Transcribe the Strange Music article word for word, from "In this article" to "full article below.".

_EXCERPTED PASSAGE_
==============================
Inside Strange Music’s compound: Home of Tech N9ne and now, pop artists

Timothy Finn, a blogger for The Kansas City Star has published a lengthy article about Strange Music.

In this article Timothy takes a look at multiple aspects of the Strange Music empire including the recent push to sign a few pop artists.

You can read the full article below.

Any tour of the Strange Music compound requires a pair of comfortable walking shoes and some kind of vehicle.

The label that launched the career of rapper Tech N9ne, Kansas City’s most successful music artist, moved to a business park in Lee’s Summit nearly nine years ago. Since then it has expanded from one large building to three. A fourth building is under construction, and plans are to break ground on a fifth — a palatial, $7 million, 60,000-square-foot headquarters — in April 2019.

For now, Strange Music’s headquarters are in a glitzy 18,000-square-foot building just southwest of of N.E. Douglas Street and Interstate 470. On a recent blustery spring afternoon, Travis O’Guin, who started the label with Tech N9ne in 1999, gave two visitors a tour that lasted roughly 90 minutes and included lots of gawking at the spoils of ambition and success.

But this year, the company’s growth won’t be in just brick and mortar.

An exclusively hip-hop label for nearly 18 years, Strange Music is about to launch its pop music division. The label will release albums by three pop artists, and one of them, it turns out, has been right under O’Guin’s nose for nearly all of those 18 years.

The first three

Though she has released only two singles, Strange Music’s first pop artist has already sold a hefty cache of merchandise ($5,000 worth after performing at the Red, White and Boom festival in Independence last summer) and attracted millions of YouTube viewers.

Mackenzie Nicole, 17 and about to graduate from St. Teresa’s Academy, is O’Guin’s younger daughter.

“The last thing in the world I wanted my daughter to be in is the music business,” O’Guin said. “But she’s been singing since she was 6. Her choice. She’s classically trained in opera. And she really likes music.”

And since she was 9 years old, she has been contributing vocals to Tech N9ne tracks. She first appeared on the title track to his “K.O.D.” album, released in 2009.

“There have been a ton of those,” O’Guin said. “Then she started recording her own songs. And they’re really good. She has an interest, and at this point I’d be the biggest jerk on the planet if I didn’t support her.”
==============================
_DATA SHOWN_

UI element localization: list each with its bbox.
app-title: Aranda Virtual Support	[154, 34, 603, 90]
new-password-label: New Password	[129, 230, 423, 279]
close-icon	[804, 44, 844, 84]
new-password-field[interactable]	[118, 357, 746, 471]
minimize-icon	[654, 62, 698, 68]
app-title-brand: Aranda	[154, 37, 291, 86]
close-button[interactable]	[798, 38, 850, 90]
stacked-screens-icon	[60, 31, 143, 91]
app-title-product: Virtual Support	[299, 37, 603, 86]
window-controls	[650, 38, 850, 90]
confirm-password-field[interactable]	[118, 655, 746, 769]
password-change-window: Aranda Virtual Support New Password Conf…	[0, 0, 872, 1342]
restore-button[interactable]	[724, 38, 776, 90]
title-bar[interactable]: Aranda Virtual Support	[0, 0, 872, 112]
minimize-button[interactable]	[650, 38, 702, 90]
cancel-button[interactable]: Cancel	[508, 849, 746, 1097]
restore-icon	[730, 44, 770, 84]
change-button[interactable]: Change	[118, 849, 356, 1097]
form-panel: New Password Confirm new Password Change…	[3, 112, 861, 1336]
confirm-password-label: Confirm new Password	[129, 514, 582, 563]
==============================
_EXERCISE OUTPUT_
In this article Timothy takes a look at multiple aspects of the Strange Music empire including the recent push to sign a few pop artists.

You can read the full article below.